# [Description of the task]
The required result is every line of the records that includes "color".

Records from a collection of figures
>>>>

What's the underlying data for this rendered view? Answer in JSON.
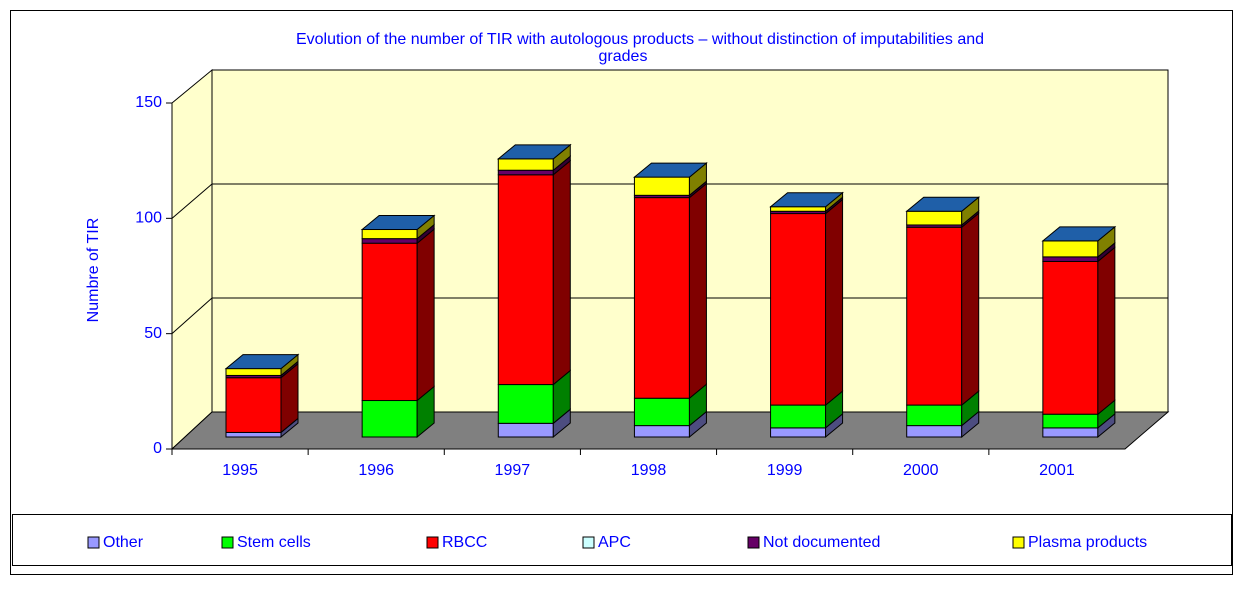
{
  "chart_data": {
    "type": "bar3d_stacked",
    "title": "Evolution of the number of TIR with autologous products – without distinction of imputabilities and grades",
    "y_label": "Numbre of TIR",
    "categories": [
      "1995",
      "1996",
      "1997",
      "1998",
      "1999",
      "2000",
      "2001"
    ],
    "series": [
      {
        "name": "Other",
        "color": "#9999ff",
        "values": [
          2,
          0,
          6,
          5,
          4,
          5,
          4
        ]
      },
      {
        "name": "Stem cells",
        "color": "#00ff00",
        "values": [
          0,
          16,
          17,
          12,
          10,
          9,
          6
        ]
      },
      {
        "name": "RBCC",
        "color": "#ff0000",
        "values": [
          24,
          69,
          92,
          88,
          84,
          78,
          67
        ]
      },
      {
        "name": "APC",
        "color": "#ccffff",
        "values": [
          0,
          0,
          0,
          0,
          0,
          0,
          0
        ]
      },
      {
        "name": "Not documented",
        "color": "#660066",
        "values": [
          1,
          2,
          2,
          1,
          1,
          1,
          2
        ]
      },
      {
        "name": "Plasma products",
        "color": "#ffff00",
        "values": [
          3,
          4,
          5,
          8,
          2,
          6,
          7
        ]
      }
    ],
    "ylim": [
      0,
      150
    ],
    "yticks": [
      0,
      50,
      100,
      150
    ],
    "grid": true,
    "legend": "bottom"
  }
}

<<<<

# [Your response]
        "color": "#9999ff",
        "color": "#00ff00",
        "color": "#ff0000",
        "color": "#ccffff",
        "color": "#660066",
        "color": "#ffff00",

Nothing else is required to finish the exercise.